Text segment:
....

Petroleum Geology Open File 2000-2

The Geology and Oil and Gas Potential of the Flathead Area, Southeastern British Columbia
By P. Monahan

PGOF2000-2 (PDF, .54MB)

Abstract (PDF, .027MB)

Map 1 (PDF, 3.0MB)

Maps 2 & 3 (PDF, .86MB)

Table 1 (PDF, 66MB)

Table 1 - Part A (PDF, .56MB)

Table 1 - Part B (PDF, .55MB)

Table 1 - Part C (PDF, .53MB)

Table 2 (PDF, .69MB)

Table 3 (PDF, .47MB)

Table 4 (PDF, .41MB)

Table 5 (PDF, .63MB)

Cross Section 1 (PDF, .44MB)

Cross Section 2 (PDF, 2.9 MB)

Cross Section 3 (PDF, 861KB)

Cross Section 4 (PDF, 923KB)
The Flathead area in the Rocky Mountains of southeastern British Columbia has a long history of petroleum exploration. Drilling activity began in the early 1900’s, based on oil seeps in Precambrian metasediments, and resulted in some minor oil production. Subsequently, 17x109m3 (600BCF) of CO2-rich gas have been discovered in thrust faulted Paleozoic reservoirs beneath the Lewis thrust, in pools similar to those hosting large gas reserves in adjacent parts of Alberta. Significant potential remains in this area in a variety of geological settings, several of which are unusual for Western Canada.
The greatest remaining potential is in additional traps in thrust faulted Mississippian and Devonian reservoirs beneath the Lewis thrust. Undrilled structures have been identified on seismic data northwest of the productive structural trend, and Devonian strata have not been tested in structures to the east. In addition, the Peechee Member shelf-edge reef could form stratigraphic traps where it changes facies updip into interbedded shelf dolomites and anhydrites.  Sour hydrocarbon gases could occur east of the CO2-rich productive trend. Paleozoic strata have minor potential on structures above the Lewis thrust sheet because they are widely exposed and have been subjected to flushing by fresh water. The potential is greatest where they have been more protected from flushing by surface waters beneath Mesozoic and Tertiary strata in the Kishenehn Basin, but there Paleozoic strata were downfaulted into their current position after peak hydrocarbon generation and migration. Devonian Peechee Member pinnacle reefs could occur above and below the Lewis thrust, and because of their stratigraphic isolation, may have been less susceptible to flushing and introduction of CO2-rich gases.

....

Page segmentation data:
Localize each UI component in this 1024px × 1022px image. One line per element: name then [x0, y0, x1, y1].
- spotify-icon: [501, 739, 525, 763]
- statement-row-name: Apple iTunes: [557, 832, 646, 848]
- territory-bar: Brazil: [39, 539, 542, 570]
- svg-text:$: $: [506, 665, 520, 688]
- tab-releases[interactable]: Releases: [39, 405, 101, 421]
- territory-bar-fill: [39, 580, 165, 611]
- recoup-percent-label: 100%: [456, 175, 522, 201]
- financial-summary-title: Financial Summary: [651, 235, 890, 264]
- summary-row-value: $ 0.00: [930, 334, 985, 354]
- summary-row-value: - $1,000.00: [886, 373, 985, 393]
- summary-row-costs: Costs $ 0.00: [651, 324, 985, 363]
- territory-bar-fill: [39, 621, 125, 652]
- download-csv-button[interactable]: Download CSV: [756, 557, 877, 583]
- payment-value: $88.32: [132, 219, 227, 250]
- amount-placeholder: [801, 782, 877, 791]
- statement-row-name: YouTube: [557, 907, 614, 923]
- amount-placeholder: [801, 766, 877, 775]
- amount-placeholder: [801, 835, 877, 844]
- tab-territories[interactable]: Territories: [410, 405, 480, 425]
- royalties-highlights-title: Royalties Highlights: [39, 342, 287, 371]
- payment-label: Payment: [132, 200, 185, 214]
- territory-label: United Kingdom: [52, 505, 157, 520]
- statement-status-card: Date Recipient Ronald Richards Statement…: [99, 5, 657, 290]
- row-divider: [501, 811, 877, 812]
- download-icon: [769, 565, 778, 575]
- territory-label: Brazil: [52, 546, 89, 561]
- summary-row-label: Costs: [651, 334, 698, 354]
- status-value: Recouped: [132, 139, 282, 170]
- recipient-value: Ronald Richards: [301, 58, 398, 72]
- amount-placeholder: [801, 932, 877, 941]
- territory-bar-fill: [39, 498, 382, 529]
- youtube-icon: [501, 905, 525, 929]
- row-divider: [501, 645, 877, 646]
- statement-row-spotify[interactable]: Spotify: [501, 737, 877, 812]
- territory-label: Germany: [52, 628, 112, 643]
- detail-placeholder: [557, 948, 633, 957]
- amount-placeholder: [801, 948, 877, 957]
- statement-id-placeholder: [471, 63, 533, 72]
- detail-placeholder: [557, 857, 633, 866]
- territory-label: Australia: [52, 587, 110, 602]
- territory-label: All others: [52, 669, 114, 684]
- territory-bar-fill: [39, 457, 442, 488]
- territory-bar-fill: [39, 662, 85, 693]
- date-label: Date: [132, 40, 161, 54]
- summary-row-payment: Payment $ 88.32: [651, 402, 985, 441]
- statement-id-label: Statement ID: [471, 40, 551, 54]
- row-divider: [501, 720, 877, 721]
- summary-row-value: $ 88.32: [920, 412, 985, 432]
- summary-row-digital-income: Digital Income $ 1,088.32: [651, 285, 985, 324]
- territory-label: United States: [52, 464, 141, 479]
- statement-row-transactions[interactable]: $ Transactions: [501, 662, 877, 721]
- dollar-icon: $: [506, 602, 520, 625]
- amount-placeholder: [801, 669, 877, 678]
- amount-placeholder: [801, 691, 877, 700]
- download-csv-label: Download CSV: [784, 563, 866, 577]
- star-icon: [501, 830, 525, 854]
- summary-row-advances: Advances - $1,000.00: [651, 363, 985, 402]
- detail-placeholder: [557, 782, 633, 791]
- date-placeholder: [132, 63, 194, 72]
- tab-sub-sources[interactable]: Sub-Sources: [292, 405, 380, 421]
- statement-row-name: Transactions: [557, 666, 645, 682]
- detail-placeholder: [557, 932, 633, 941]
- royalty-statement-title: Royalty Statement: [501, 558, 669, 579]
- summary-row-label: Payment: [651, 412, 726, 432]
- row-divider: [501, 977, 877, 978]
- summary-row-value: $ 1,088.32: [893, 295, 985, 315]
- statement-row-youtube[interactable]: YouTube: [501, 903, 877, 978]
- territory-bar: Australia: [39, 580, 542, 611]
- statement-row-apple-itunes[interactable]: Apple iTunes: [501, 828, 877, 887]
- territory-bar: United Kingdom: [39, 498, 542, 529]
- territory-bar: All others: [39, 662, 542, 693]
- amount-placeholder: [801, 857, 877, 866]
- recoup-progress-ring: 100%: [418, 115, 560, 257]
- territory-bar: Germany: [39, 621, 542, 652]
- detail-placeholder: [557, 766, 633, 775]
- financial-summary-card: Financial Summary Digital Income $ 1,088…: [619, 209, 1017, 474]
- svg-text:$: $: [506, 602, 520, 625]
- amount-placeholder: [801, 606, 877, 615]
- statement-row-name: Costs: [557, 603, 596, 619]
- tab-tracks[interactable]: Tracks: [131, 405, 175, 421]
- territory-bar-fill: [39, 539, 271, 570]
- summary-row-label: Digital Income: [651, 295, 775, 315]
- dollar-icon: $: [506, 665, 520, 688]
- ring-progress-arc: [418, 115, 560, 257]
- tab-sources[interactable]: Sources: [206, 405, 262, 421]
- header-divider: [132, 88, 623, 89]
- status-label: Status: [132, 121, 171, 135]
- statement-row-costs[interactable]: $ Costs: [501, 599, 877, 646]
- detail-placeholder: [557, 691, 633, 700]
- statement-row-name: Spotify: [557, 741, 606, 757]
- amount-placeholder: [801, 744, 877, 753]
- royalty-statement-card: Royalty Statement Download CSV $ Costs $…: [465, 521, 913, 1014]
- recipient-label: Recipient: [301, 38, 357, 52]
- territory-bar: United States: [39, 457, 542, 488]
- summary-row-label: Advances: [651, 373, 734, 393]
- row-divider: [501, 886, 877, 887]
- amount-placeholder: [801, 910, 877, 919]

....

Tasks for this exercise:
1: Reproduce the part of the Flathead area text that opens with the words containing "The Geology and" and closes with "1 (PDF, 66MB)".
2: Answer these questions from the Flathead area text:
(a) When did drilling activity in the Flathead area begin?
(b) Where have undrilled structures been identified on seismic data?
(c) What kind of gases could occur east of the CO2-rich productive trend?
3: How might the Flathead area text go on? Write its continuation, starting after its final sentence.
The data come from a separate source and are not part of the Flathead area text.

Answers to each task:
1:
The Geology and Oil and Gas Potential of the Flathead Area, Southeastern British Columbia
By P. Monahan

PGOF2000-2 (PDF, .54MB)

Abstract (PDF, .027MB)

Map 1 (PDF, 3.0MB)

Maps 2 & 3 (PDF, .86MB)

Table 1 (PDF, 66MB)

2:
(a) In the early 1900’s.
(b) Northwest of the productive structural trend.
(c) Sour hydrocarbon gases.

3:
Cretaceous strata have modest potential beneath the Lewis thrust sheet in combination structuralstratigraphic traps. The principal targets in this setting are in conglomerate-rich trends, where they cross structures, and to a lesser extent in marine, fluvial and deltaic sandstones. Cretaceous objectives could be gas or oil bearing, although gas is more likely in the lower parts of the Cretaceous. Above the Lewis thrust, Jurassic and Cretaceous strata have minor potential where
they are buried beneath the Kishenehn Basin.
The Oligocene Kishenehn Formation is an important hydrocarbon objective in the Flathead area.  It is up to 4750m thick and fills a post-Laramide extensional basin. Potential reservoirs include fluvial and lacustrine sandstones and conglomerates, and megabreccias. Lacustrine oil shales in the lower part of the formation have probably generated liquid hydrocarbons where deeply buried in the axis of the basin. These strata have been tested by only two deep modern wells.  Similar small lacustrine basins in China are prolific oil producers.
Two smaller extensional basins occur in the southern Rocky Mountain Trench. The basin fill succession may be similar to the Kishenehn Formation, and potential reservoirs are likely to be comparable. In addition to biogenic gas, these strata may have been buried deeply enough to generate liquid hydrocarbons locally.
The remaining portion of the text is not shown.